*Work instructions*:
Only lines holding the string "Fishing" are wanted; copy each one from the material.

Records
━━━━━━━━

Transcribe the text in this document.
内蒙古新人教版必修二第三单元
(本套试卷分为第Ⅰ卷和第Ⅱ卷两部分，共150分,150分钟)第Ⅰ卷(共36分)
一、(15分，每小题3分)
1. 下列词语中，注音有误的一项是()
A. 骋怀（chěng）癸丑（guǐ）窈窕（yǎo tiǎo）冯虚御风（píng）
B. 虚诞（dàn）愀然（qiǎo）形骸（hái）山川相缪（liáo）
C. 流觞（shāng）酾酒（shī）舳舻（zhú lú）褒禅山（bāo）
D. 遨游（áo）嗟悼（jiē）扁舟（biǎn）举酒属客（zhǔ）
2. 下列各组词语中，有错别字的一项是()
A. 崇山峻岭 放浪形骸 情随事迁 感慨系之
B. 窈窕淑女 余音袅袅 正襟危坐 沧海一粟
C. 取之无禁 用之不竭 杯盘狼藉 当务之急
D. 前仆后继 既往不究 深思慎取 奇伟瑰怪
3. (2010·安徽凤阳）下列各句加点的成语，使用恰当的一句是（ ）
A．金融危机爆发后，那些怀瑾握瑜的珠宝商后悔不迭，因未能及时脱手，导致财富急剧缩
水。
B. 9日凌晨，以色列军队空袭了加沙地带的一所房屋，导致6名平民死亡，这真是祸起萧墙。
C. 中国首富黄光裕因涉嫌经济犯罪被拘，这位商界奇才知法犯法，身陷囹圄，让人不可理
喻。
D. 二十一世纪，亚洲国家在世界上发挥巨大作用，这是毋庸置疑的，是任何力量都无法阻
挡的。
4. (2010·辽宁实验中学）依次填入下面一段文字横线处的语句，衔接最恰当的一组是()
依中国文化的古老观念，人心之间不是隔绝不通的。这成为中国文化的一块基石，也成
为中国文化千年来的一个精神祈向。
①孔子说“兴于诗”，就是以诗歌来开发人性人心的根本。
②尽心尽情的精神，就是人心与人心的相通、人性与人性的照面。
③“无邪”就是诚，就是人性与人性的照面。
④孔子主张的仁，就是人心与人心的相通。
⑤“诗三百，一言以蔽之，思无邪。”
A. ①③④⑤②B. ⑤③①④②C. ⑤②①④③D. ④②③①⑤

━━━━━━━━

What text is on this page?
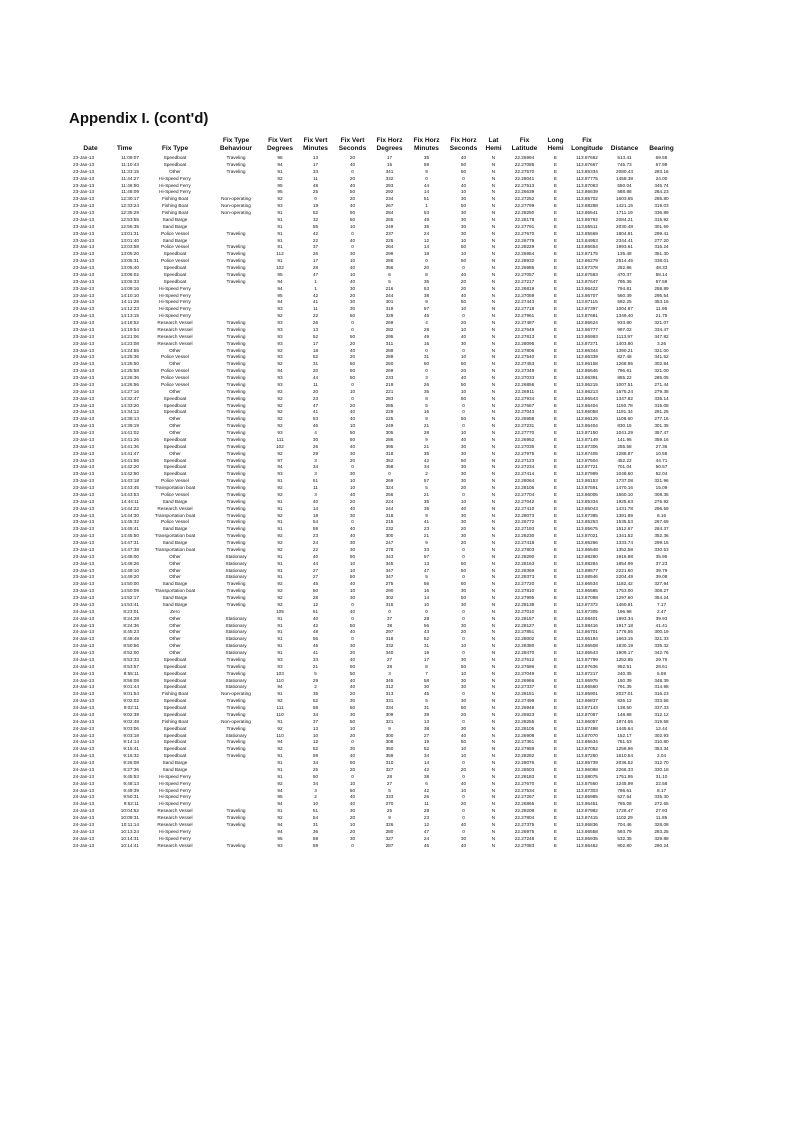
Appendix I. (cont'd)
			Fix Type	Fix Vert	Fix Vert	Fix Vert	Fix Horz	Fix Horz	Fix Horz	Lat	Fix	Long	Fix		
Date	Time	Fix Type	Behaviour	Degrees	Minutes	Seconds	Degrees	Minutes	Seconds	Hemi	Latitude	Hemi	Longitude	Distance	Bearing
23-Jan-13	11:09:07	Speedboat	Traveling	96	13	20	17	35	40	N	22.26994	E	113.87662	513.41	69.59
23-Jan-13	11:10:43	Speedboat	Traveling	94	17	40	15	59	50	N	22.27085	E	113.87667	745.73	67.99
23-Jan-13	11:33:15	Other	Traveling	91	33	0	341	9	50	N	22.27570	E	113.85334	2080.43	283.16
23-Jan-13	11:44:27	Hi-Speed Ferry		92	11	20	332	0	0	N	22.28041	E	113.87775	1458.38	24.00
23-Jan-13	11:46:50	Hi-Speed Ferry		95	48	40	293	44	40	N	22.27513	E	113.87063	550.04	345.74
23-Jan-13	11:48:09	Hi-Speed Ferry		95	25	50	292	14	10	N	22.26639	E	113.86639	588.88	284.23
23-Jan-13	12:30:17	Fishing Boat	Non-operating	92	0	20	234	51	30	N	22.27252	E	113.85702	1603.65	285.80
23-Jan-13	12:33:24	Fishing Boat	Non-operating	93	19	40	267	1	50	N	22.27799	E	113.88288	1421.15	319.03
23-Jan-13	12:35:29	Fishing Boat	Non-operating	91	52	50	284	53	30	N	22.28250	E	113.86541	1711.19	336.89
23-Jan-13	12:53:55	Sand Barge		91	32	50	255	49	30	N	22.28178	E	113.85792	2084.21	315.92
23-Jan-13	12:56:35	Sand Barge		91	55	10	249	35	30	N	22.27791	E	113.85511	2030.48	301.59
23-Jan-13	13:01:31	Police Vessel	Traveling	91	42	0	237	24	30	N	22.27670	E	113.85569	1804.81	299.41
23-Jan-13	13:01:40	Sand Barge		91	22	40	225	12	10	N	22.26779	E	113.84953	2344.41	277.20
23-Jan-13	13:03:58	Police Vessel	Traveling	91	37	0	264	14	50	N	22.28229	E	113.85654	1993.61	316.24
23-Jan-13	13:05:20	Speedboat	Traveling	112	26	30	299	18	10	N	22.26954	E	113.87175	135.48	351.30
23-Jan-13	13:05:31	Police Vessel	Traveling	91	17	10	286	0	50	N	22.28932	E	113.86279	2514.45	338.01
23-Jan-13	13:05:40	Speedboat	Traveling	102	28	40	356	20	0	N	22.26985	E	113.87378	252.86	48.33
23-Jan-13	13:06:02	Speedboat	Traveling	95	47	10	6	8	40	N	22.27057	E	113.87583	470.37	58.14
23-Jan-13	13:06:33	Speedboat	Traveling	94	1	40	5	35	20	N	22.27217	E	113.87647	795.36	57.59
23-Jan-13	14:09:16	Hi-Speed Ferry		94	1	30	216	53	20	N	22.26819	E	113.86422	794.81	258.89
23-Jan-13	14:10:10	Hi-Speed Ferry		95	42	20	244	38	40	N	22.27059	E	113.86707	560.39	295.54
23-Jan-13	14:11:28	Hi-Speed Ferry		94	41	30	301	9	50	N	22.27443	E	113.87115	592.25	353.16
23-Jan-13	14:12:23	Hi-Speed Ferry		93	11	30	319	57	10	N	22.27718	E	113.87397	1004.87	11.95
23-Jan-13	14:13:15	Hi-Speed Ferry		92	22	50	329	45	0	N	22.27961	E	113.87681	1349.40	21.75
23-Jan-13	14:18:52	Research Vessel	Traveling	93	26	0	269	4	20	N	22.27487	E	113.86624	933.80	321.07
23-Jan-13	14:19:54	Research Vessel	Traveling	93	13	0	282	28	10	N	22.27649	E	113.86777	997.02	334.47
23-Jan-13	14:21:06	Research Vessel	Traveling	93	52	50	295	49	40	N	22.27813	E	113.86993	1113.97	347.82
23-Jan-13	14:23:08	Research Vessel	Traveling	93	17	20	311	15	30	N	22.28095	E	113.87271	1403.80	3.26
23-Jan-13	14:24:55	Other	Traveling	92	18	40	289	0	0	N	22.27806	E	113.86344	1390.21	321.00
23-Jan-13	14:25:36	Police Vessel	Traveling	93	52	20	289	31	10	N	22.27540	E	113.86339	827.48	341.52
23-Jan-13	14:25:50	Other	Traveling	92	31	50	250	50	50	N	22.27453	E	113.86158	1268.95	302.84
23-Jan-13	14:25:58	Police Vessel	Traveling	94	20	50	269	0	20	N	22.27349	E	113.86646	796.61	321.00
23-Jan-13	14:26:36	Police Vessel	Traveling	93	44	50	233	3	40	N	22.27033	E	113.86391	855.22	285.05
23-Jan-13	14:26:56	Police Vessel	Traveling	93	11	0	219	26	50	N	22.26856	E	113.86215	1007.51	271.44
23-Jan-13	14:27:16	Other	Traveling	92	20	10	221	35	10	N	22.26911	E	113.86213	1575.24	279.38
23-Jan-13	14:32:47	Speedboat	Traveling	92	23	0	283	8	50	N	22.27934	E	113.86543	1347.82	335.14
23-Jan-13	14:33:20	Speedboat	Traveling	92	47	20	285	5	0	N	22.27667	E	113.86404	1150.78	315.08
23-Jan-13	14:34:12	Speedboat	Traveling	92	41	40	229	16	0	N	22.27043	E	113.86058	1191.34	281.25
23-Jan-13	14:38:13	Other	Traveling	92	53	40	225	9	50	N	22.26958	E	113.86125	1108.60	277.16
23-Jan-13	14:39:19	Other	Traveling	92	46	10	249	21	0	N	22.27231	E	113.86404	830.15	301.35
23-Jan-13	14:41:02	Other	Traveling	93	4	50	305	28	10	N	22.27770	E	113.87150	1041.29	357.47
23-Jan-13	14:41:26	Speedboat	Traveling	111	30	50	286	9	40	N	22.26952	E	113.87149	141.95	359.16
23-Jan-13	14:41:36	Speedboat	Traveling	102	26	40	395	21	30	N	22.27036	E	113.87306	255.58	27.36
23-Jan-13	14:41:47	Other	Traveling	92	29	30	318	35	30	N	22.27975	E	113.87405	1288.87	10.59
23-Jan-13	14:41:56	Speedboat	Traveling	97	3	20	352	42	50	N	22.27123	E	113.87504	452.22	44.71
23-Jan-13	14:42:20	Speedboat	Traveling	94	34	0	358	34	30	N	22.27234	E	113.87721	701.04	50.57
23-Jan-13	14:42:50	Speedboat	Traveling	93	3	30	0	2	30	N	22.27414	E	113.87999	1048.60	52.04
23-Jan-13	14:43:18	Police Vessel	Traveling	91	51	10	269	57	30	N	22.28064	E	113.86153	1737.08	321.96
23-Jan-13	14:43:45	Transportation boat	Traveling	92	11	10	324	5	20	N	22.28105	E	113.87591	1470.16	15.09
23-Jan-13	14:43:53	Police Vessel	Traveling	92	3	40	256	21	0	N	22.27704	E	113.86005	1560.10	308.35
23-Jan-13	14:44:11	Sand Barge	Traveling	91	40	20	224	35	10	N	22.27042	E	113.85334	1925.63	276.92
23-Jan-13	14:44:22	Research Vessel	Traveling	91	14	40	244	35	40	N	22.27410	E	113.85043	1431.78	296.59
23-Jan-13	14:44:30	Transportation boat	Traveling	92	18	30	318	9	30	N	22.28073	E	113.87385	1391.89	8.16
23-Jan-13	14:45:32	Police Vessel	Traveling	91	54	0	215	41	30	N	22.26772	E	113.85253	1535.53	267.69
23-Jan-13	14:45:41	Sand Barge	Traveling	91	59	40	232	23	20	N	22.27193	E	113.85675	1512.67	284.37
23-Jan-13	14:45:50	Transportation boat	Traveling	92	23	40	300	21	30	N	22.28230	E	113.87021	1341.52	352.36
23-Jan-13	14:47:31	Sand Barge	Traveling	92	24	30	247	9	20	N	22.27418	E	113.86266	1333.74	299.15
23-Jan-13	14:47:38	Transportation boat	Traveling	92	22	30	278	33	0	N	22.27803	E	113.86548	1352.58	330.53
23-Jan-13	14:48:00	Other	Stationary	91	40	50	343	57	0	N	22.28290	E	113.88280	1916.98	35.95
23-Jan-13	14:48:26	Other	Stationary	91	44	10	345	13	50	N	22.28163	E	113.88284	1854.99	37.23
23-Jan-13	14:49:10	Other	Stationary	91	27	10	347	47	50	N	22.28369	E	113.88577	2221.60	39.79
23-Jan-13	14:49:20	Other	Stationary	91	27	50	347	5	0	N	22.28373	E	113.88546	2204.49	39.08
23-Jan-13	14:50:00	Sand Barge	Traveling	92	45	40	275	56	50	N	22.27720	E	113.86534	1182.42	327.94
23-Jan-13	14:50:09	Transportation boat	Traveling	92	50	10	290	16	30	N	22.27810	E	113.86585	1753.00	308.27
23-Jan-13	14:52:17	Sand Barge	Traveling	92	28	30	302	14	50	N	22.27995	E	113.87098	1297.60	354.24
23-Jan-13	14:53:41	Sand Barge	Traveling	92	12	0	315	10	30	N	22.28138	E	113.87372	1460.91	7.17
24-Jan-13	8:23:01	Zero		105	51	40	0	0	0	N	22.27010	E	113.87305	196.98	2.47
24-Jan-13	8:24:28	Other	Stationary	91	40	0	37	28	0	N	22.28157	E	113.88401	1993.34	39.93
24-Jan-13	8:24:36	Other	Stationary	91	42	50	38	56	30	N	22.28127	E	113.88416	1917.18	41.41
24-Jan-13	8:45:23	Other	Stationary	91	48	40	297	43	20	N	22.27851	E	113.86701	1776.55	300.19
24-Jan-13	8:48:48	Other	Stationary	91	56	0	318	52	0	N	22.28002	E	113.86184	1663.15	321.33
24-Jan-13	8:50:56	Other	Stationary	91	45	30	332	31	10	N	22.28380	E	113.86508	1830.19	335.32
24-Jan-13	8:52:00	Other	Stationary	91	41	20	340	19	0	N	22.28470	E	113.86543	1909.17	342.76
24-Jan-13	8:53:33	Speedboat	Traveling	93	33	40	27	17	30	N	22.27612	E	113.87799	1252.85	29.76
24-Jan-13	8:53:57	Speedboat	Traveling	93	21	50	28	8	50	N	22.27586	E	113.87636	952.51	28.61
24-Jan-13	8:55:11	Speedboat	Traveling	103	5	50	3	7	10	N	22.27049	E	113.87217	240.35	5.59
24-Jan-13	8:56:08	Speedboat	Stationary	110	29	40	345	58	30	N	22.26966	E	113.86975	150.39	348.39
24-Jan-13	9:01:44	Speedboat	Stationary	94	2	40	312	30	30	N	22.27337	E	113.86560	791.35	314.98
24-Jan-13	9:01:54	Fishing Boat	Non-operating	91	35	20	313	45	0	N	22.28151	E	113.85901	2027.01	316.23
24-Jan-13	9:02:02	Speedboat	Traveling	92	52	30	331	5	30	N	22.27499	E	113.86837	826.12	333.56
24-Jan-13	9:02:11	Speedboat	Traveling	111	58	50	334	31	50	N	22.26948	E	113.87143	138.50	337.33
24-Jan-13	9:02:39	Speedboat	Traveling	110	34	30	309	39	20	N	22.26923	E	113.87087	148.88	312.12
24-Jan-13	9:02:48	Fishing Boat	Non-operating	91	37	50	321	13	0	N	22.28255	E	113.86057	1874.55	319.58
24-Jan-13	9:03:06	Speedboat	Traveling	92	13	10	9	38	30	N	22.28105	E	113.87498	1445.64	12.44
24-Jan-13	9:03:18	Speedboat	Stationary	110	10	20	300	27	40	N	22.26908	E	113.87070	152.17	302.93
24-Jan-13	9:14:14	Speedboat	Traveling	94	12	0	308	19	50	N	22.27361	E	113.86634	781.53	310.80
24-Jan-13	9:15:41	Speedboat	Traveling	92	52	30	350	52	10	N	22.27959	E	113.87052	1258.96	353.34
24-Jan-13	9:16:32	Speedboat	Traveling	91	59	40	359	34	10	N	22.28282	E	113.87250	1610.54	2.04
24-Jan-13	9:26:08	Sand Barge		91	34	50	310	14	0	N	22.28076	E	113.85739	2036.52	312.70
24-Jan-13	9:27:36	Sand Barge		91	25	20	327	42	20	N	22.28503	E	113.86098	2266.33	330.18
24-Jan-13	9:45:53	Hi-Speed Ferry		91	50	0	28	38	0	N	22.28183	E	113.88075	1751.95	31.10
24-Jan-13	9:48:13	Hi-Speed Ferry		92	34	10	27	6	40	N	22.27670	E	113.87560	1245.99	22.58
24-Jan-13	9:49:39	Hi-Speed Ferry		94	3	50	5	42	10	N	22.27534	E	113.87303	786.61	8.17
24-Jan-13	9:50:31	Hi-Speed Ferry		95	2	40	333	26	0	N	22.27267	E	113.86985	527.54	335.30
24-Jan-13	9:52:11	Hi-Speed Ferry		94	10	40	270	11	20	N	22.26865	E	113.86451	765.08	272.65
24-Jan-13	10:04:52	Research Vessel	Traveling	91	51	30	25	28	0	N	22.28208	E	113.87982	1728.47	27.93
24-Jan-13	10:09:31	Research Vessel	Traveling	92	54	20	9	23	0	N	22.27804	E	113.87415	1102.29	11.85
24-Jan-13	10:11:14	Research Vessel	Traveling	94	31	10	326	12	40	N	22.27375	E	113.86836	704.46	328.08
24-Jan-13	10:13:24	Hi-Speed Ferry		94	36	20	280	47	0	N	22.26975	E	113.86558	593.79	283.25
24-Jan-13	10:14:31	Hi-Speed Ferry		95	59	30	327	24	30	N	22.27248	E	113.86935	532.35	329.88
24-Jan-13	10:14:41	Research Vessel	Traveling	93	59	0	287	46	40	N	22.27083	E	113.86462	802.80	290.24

━━━━━━━━

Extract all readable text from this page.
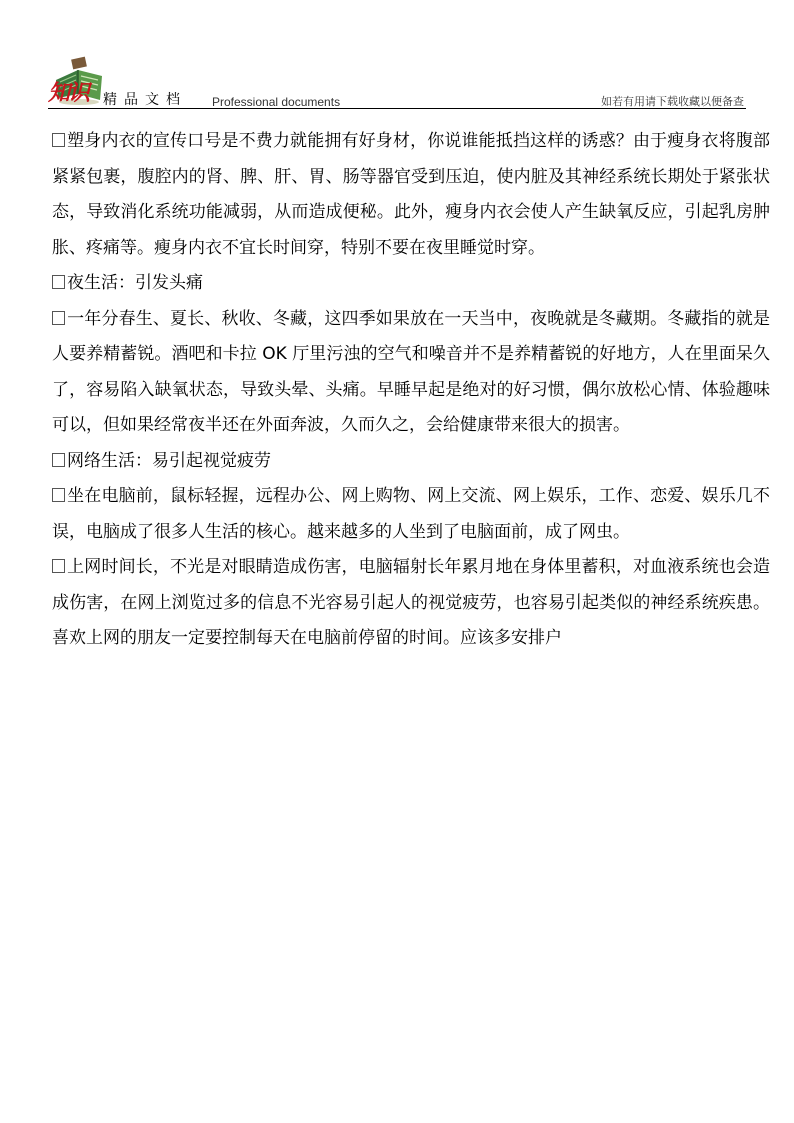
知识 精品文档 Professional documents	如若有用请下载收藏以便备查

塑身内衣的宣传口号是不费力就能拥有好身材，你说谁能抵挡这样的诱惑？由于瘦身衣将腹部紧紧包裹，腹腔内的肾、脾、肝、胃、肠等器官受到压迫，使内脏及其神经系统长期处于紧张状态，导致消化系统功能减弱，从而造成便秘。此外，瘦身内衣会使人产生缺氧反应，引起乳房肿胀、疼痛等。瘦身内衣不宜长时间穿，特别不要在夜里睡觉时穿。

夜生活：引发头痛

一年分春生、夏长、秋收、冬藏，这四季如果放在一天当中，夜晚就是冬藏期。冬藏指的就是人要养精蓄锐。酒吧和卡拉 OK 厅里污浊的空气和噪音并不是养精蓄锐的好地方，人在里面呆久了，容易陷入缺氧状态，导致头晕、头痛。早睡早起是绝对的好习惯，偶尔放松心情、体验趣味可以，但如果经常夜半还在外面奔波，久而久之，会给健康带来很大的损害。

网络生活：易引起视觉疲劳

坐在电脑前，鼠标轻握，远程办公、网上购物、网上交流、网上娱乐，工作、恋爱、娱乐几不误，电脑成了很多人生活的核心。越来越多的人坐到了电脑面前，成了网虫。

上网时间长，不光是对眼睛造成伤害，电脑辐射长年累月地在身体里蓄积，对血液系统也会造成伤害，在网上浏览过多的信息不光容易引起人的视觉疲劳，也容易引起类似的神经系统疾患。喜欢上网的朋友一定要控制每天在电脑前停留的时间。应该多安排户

━━━━━━━━

*Full output*:
23-Jan-13	12:30:17	Fishing Boat	Non-operating	92	0	20	234	51	30	N	22.27252	E	113.85702	1603.65	285.80
23-Jan-13	12:33:24	Fishing Boat	Non-operating	93	19	40	267	1	50	N	22.27799	E	113.88288	1421.15	319.03
23-Jan-13	12:35:29	Fishing Boat	Non-operating	91	52	50	284	53	30	N	22.28250	E	113.86541	1711.19	336.89
24-Jan-13	9:01:54	Fishing Boat	Non-operating	91	35	20	313	45	0	N	22.28151	E	113.85901	2027.01	316.23
24-Jan-13	9:02:48	Fishing Boat	Non-operating	91	37	50	321	13	0	N	22.28255	E	113.86057	1874.55	319.58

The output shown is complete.